- Exercise goal
Every line from the one that holds "What's the underlying" through the final line should be returned exactly. Omit the pictures.

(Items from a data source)

....

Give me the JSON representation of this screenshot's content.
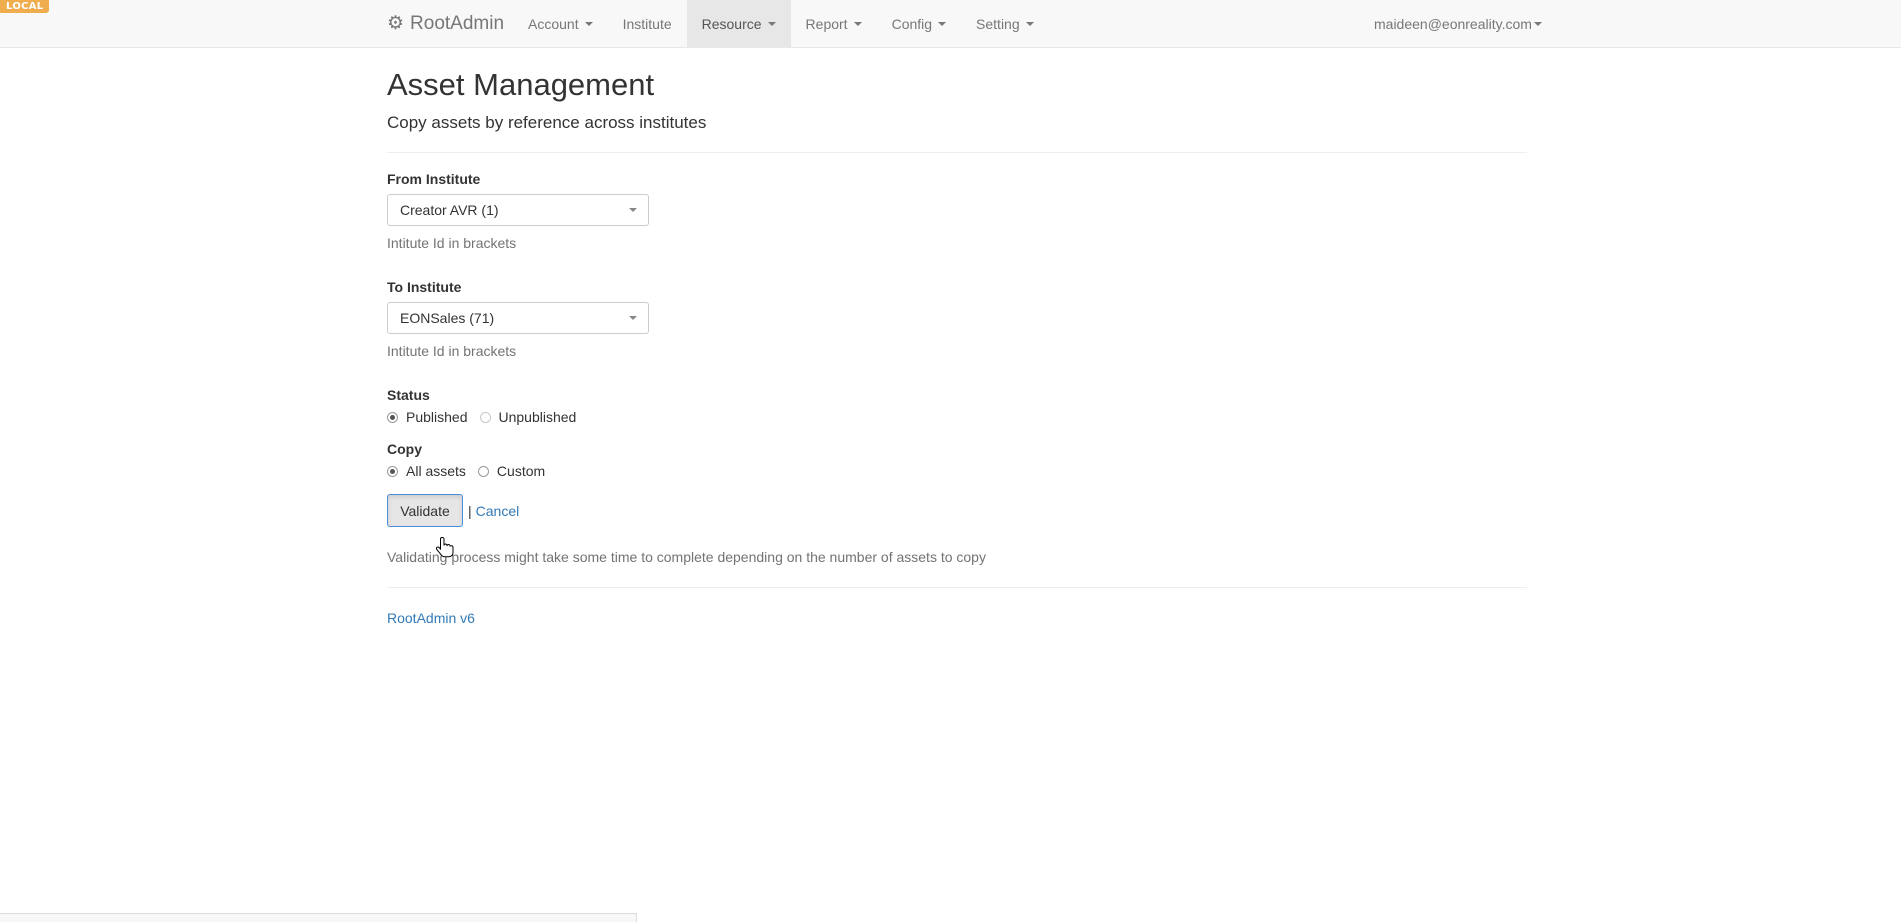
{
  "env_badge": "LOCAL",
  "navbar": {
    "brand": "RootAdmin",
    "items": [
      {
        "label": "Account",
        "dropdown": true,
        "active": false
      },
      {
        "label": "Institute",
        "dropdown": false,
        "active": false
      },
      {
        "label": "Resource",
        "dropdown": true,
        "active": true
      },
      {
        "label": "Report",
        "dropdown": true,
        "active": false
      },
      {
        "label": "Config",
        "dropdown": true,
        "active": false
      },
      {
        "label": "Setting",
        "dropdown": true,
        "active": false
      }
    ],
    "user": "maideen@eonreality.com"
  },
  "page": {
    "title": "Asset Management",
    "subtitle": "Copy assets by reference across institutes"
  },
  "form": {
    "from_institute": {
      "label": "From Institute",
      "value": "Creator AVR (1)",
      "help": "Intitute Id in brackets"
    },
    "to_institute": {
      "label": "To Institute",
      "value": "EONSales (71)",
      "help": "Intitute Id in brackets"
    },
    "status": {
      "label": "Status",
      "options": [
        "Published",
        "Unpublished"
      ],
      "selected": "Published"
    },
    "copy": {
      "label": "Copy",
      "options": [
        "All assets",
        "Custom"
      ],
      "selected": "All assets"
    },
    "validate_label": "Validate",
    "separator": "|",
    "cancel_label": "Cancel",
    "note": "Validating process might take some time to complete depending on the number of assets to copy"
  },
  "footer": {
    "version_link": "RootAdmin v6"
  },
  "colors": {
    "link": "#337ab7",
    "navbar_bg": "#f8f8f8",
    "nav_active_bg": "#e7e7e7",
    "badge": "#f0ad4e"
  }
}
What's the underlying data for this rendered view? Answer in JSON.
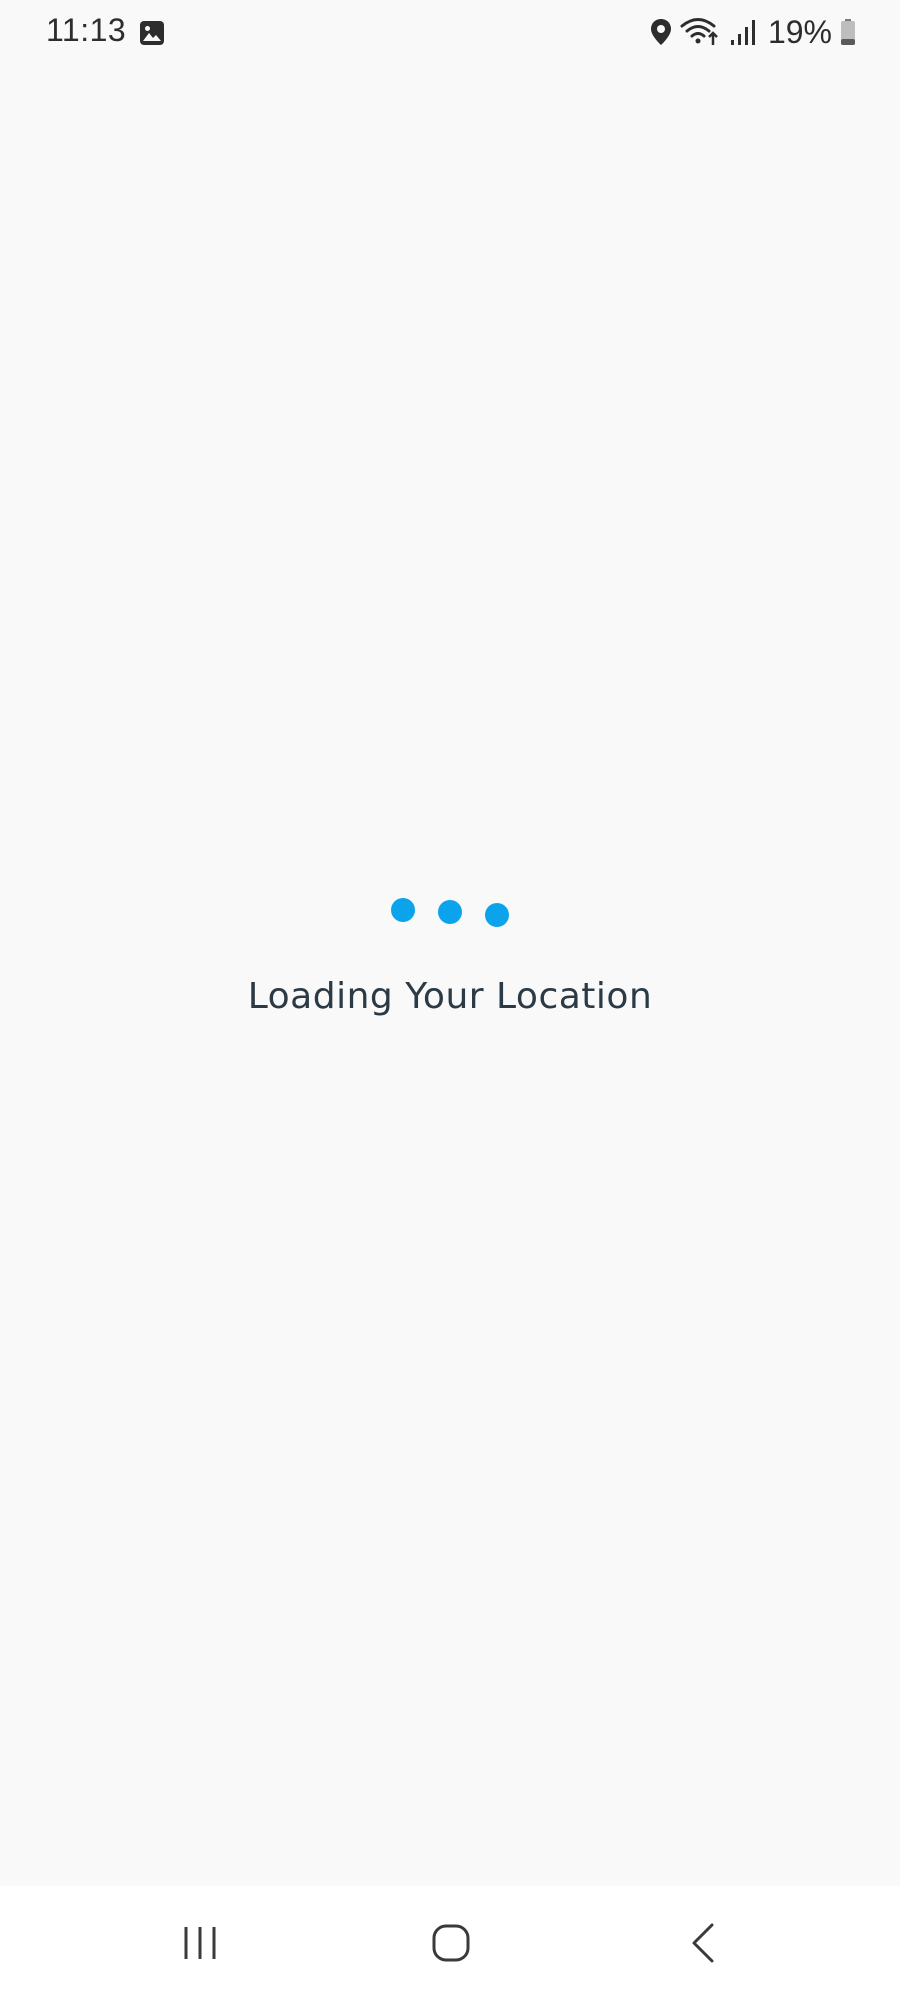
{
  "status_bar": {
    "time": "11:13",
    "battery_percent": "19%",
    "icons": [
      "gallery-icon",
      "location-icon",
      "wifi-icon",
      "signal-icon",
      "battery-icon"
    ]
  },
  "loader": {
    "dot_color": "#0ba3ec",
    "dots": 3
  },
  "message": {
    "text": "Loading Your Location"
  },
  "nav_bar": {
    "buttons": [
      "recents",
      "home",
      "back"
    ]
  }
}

....

- Answer for this exercise
What's the underlying data for this rendered view? Answer in JSON.
{
  "status_bar": {
    "time": "11:13",
    "battery_percent": "19%",
    "icons": [
      "gallery-icon",
      "location-icon",
      "wifi-icon",
      "signal-icon",
      "battery-icon"
    ]
  },
  "loader": {
    "dot_color": "#0ba3ec",
    "dots": 3
  },
  "message": {
    "text": "Loading Your Location"
  },
  "nav_bar": {
    "buttons": [
      "recents",
      "home",
      "back"
    ]
  }
}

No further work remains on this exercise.